TASK DESCRIPTION
Records follow. Copy every line with "Англійск".

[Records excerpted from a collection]

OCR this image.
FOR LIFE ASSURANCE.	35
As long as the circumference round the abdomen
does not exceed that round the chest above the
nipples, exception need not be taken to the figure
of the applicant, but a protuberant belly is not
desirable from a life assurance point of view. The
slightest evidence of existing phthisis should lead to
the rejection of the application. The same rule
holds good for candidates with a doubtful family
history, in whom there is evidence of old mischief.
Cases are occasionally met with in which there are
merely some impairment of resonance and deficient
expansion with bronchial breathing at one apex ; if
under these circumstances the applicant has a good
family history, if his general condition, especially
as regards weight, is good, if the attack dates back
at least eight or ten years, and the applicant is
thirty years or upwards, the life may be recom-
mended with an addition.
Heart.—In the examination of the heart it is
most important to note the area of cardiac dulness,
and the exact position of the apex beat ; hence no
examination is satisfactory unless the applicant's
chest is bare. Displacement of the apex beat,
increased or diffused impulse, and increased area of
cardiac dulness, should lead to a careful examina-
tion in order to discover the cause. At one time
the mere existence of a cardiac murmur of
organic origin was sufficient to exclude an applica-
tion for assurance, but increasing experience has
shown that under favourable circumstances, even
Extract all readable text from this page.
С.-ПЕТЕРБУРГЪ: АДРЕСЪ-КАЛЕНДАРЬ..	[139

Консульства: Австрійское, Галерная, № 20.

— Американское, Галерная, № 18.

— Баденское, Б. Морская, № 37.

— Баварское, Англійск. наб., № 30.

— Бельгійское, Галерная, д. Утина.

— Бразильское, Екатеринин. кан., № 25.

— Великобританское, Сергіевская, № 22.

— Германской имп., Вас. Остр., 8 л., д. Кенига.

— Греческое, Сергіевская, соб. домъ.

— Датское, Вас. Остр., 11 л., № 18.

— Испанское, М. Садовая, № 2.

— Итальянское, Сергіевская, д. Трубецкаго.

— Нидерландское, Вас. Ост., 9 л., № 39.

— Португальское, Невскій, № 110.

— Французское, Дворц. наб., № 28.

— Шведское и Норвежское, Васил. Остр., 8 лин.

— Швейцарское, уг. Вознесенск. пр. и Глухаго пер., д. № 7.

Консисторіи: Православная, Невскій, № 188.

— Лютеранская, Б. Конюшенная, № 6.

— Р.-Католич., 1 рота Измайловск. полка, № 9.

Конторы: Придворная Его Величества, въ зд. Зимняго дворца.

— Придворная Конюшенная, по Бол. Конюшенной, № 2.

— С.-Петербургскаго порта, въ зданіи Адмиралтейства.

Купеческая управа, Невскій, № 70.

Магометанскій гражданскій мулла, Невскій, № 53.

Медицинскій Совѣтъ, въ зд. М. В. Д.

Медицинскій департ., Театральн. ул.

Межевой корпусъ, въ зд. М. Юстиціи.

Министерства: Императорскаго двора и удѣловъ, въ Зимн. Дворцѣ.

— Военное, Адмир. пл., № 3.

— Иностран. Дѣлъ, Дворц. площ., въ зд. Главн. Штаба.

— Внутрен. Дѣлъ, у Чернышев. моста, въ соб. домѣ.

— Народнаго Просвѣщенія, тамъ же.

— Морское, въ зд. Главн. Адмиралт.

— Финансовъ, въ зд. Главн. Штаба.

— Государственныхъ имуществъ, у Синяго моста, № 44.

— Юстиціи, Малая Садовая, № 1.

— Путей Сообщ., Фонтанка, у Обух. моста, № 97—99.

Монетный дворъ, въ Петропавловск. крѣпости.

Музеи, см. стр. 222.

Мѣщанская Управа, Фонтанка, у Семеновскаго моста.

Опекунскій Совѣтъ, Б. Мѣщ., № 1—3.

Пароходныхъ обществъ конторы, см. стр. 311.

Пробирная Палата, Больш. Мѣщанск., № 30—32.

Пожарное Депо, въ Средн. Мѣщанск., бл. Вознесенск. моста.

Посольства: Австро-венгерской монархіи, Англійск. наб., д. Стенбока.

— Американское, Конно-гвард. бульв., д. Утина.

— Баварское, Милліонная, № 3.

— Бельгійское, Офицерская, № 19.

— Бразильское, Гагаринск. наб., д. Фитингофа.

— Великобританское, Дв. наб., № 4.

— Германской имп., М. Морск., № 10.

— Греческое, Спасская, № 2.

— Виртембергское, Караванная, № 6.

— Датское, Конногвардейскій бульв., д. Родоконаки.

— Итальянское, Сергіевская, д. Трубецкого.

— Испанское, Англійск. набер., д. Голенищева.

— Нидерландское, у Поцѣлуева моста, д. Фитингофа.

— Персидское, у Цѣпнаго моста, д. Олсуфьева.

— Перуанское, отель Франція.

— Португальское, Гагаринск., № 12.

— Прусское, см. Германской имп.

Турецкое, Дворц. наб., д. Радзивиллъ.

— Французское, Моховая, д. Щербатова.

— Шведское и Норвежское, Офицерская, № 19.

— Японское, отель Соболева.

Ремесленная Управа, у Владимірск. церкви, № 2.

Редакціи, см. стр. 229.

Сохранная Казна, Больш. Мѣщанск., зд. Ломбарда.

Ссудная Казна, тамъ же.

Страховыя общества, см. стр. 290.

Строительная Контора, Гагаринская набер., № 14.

TASK SOLUTION
— Баварское, Англійск. наб., № 30.
Посольства: Австро-венгерской монархіи, Англійск. наб., д. Стенбока.
— Испанское, Англійск. набер., д. Голенищева.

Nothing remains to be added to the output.